## WORK TO BE COMPLETED
Which lines contain the word "xlabel"? Return each of them as written.

[Stored items from a collection]
☆ ☆ ☆
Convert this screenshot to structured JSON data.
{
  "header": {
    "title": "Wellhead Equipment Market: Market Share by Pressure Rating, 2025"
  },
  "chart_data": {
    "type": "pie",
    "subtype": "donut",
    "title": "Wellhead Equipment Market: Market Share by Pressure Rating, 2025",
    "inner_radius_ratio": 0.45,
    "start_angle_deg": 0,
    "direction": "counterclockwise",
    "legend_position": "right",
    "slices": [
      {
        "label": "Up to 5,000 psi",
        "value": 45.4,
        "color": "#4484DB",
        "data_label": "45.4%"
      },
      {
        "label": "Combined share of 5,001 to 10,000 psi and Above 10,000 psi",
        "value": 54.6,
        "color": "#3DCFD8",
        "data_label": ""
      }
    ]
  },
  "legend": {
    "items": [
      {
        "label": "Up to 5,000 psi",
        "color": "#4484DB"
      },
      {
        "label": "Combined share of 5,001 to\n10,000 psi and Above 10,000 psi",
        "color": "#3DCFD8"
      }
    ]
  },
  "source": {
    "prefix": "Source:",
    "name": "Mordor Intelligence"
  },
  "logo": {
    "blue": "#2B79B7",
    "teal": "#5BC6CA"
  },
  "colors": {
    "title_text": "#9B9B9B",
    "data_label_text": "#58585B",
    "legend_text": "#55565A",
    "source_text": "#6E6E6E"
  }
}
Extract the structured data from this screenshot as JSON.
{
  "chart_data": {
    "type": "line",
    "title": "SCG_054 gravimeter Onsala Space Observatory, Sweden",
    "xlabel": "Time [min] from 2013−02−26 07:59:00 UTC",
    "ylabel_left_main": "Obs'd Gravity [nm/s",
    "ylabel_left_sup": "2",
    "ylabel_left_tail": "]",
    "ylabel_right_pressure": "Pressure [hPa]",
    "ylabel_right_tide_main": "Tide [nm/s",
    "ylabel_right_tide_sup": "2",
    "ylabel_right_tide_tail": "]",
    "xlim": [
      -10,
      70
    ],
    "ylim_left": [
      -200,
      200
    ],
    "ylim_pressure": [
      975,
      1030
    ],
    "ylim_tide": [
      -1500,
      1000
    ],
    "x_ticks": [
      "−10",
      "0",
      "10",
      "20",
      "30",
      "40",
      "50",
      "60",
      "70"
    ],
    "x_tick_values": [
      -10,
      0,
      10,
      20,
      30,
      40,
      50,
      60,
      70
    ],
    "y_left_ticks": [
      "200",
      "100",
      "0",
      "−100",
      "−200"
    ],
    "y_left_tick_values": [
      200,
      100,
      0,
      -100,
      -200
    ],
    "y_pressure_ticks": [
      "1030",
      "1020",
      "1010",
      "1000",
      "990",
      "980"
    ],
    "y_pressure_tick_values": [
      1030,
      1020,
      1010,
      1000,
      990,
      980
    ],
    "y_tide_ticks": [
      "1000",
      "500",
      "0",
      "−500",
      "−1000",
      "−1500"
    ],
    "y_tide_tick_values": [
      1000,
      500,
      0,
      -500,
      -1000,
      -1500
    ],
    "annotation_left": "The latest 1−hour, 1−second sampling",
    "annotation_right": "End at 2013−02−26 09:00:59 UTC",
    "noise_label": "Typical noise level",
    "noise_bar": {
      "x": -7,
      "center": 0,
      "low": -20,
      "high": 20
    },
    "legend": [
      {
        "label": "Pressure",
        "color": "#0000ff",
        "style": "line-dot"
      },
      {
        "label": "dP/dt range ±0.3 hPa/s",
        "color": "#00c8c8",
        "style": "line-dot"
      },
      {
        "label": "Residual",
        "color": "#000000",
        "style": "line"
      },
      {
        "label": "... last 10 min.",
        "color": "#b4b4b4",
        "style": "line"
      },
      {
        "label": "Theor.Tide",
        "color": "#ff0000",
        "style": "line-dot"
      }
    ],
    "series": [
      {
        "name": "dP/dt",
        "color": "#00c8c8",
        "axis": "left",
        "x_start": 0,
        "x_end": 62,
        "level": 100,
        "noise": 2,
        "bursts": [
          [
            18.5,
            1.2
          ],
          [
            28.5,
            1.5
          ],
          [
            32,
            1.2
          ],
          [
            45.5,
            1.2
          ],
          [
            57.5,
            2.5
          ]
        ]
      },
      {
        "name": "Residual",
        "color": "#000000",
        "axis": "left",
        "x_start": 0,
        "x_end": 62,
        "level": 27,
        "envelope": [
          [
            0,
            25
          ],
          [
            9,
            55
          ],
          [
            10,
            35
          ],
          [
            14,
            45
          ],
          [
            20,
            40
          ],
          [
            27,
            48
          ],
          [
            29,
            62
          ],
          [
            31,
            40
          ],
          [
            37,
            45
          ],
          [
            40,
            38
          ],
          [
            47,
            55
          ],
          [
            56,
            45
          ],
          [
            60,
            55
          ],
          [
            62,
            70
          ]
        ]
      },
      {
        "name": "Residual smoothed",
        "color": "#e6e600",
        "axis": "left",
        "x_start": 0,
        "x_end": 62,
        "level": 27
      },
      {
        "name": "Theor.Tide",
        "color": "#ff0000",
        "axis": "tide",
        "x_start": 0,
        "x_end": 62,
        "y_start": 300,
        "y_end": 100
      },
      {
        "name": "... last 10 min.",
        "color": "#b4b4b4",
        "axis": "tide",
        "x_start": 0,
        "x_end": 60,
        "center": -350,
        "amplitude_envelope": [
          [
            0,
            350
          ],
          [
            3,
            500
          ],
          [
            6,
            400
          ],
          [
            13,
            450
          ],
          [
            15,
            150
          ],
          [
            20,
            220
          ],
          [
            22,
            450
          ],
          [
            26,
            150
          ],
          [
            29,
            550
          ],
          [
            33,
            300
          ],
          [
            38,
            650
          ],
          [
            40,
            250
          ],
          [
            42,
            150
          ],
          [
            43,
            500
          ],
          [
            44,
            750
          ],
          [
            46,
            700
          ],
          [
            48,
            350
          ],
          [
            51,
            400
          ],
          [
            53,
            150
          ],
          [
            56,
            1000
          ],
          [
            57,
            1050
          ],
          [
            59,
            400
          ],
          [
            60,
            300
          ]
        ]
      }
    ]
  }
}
☆ ☆ ☆
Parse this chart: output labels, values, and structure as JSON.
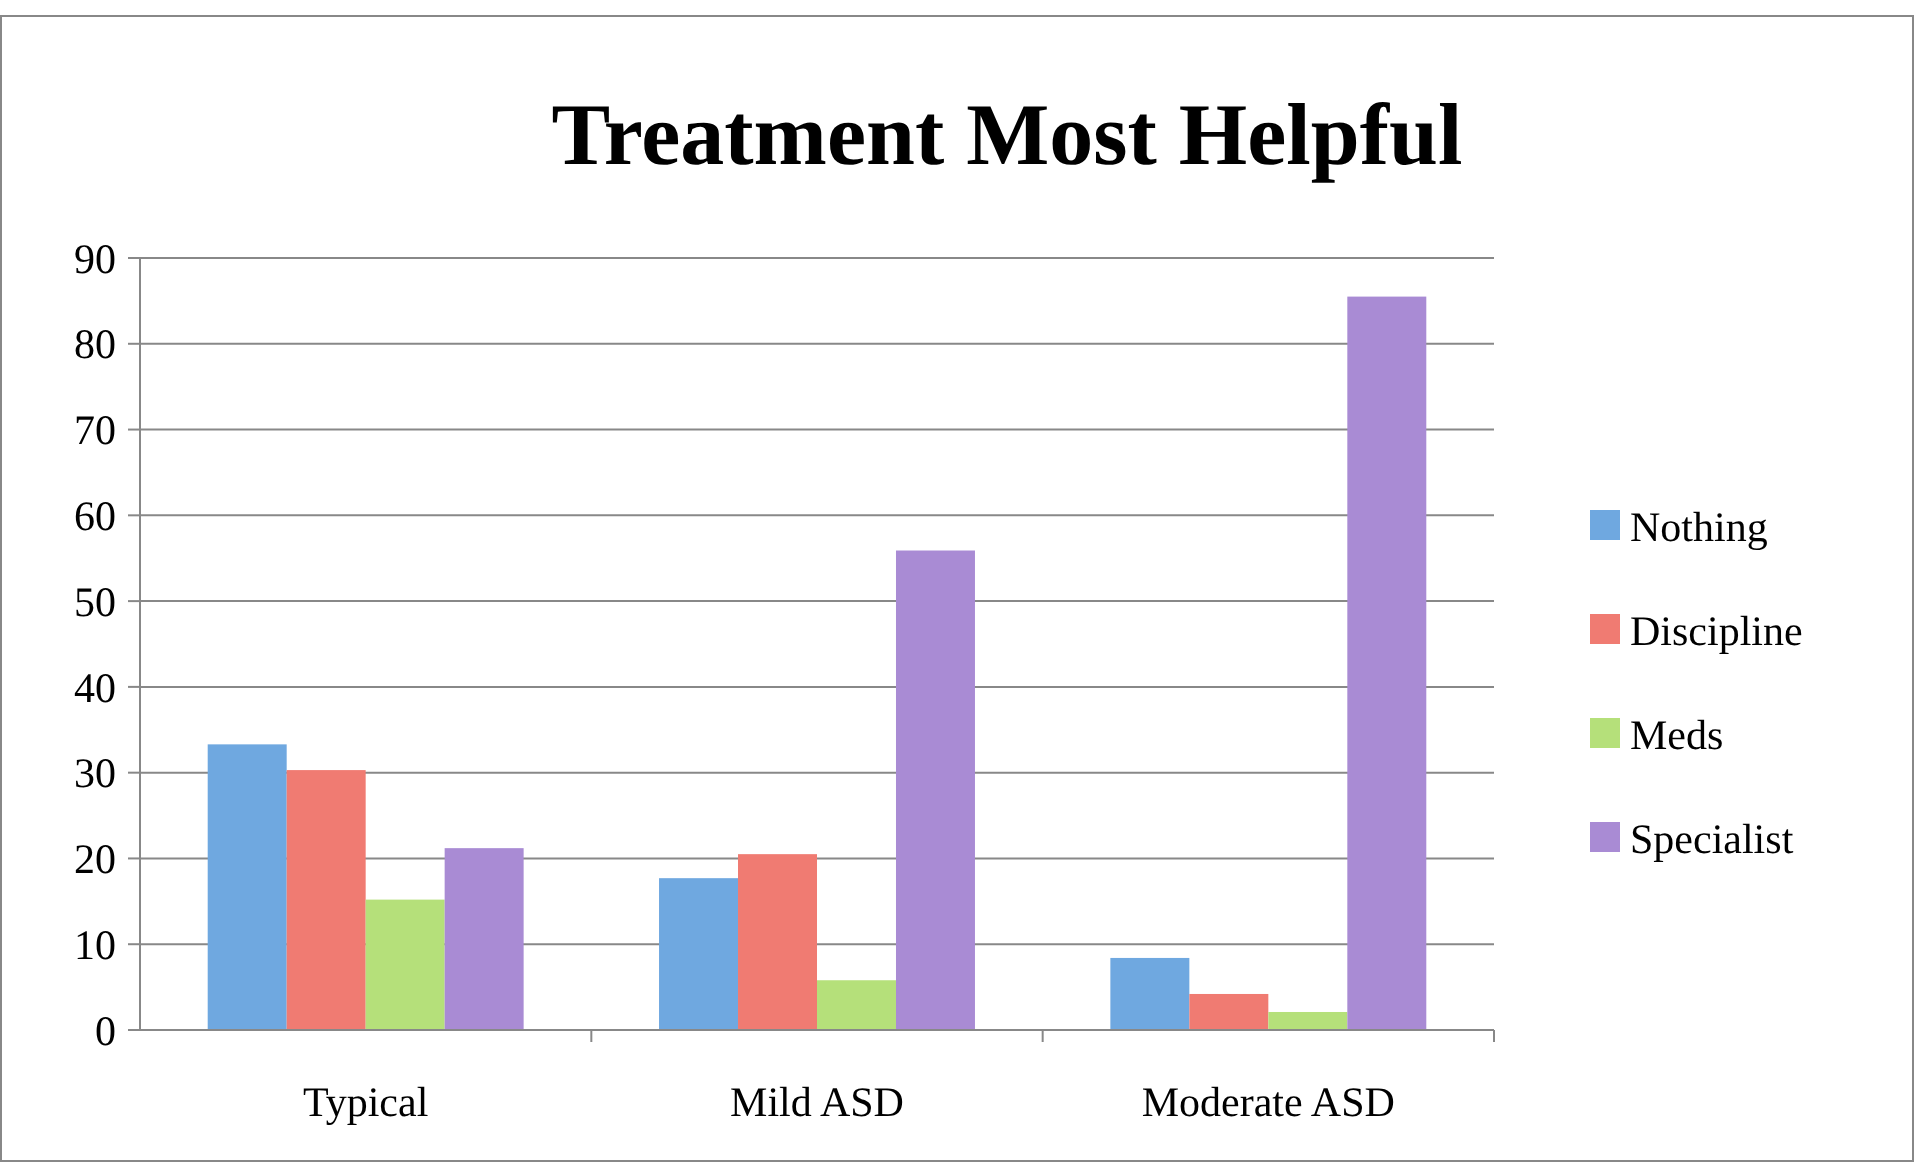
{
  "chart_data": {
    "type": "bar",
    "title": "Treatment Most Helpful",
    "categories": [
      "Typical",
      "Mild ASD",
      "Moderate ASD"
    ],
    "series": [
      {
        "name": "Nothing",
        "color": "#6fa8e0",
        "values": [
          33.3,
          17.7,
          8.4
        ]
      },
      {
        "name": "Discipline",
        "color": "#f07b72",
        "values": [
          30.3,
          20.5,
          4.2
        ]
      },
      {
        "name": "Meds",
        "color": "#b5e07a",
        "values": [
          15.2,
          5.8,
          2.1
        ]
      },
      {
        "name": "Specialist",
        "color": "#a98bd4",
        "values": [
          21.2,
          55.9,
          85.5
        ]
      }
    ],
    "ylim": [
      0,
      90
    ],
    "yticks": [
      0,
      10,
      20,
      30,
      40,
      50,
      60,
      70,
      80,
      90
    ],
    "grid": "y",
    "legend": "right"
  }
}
☆ ☆ ☆
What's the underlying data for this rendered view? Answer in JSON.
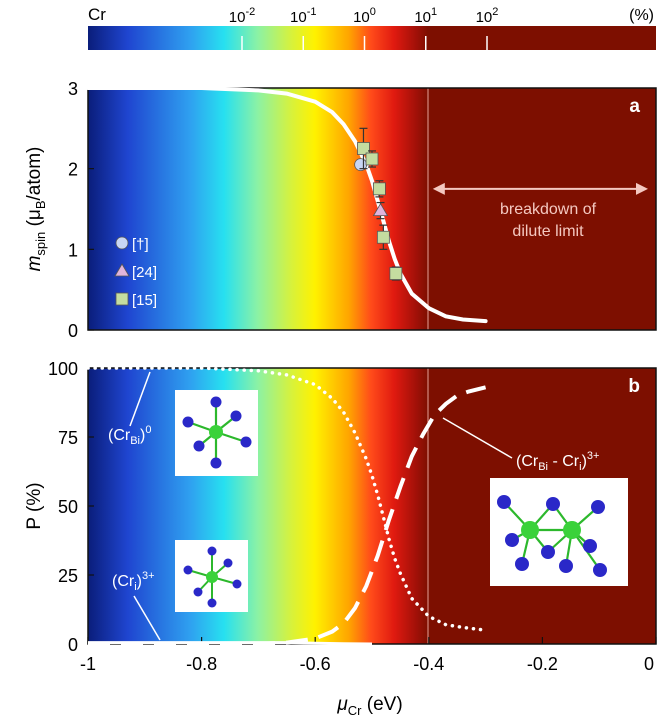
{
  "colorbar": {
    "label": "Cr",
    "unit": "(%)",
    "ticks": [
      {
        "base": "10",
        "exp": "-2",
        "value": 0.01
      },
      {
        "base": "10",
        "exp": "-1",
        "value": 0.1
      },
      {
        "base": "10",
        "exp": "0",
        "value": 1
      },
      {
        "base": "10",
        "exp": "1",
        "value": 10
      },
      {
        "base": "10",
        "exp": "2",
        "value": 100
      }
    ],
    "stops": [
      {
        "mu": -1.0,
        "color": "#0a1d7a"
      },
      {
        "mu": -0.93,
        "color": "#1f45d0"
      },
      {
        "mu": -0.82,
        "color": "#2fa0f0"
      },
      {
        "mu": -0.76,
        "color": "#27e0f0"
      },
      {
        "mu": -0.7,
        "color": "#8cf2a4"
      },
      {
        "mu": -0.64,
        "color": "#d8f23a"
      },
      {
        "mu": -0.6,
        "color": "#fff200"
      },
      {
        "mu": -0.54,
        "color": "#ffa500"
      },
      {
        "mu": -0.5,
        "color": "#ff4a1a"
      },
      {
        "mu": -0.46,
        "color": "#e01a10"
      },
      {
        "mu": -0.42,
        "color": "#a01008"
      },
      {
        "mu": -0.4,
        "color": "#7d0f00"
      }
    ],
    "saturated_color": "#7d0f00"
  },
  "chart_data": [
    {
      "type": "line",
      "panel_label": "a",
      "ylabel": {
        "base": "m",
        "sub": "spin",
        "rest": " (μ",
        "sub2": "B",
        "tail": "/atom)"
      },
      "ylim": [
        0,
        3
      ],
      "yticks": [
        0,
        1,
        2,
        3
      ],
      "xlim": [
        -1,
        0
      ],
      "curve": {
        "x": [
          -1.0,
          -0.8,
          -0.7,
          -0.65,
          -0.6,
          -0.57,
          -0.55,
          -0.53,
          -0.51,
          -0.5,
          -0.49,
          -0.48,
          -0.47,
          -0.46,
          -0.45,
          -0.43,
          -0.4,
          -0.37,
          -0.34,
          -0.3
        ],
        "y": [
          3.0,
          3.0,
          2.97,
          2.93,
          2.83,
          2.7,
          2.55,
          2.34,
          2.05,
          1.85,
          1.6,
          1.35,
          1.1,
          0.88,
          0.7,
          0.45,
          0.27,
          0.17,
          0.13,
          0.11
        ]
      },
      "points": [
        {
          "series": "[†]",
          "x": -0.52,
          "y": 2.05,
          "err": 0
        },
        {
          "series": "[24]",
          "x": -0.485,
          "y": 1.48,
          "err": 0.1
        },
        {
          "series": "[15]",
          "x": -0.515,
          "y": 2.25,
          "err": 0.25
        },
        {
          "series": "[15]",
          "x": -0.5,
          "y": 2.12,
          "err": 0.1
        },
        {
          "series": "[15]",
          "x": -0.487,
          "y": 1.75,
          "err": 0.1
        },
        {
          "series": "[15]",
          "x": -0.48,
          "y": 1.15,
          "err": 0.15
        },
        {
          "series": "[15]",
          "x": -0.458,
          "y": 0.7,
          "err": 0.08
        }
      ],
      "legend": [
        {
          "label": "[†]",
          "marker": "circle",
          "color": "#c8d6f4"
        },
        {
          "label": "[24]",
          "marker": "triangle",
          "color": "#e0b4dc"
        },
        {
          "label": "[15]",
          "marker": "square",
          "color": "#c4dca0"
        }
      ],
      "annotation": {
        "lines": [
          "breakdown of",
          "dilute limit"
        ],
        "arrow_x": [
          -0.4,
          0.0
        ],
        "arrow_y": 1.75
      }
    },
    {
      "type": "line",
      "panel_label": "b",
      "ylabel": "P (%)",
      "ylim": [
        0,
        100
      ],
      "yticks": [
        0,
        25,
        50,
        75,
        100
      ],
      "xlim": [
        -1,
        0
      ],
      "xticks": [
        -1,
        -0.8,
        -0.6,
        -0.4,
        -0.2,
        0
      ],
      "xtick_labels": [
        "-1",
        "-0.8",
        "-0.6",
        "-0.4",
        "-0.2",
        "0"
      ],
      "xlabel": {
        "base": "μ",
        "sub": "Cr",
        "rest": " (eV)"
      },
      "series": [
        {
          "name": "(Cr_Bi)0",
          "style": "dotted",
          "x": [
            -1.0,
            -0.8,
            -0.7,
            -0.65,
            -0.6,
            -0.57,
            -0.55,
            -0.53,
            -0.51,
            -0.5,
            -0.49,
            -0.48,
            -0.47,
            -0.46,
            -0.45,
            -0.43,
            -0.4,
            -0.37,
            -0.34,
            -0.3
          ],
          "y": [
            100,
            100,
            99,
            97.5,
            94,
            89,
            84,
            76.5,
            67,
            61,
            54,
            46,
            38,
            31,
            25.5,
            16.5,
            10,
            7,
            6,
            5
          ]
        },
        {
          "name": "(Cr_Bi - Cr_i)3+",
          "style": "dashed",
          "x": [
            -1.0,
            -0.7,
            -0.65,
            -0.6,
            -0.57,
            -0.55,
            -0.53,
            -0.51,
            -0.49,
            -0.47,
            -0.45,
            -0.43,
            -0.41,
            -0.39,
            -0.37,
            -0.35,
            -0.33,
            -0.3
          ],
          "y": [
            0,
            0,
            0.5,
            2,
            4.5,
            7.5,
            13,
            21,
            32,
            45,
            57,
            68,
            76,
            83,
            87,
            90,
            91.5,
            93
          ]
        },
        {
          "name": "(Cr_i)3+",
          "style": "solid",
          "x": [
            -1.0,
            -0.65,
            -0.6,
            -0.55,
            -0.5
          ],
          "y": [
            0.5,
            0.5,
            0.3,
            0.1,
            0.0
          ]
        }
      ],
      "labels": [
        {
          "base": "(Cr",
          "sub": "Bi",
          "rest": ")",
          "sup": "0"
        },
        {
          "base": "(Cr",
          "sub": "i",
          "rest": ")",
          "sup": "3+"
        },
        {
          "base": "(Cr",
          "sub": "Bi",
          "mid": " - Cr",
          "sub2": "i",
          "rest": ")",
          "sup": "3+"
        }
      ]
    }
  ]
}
☆ ☆ ☆
## RESPONSE TO THIS EXERCISE
    "xlabel": "Time [min] from 2013−02−26 07:59:00 UTC",
      "xlabel": {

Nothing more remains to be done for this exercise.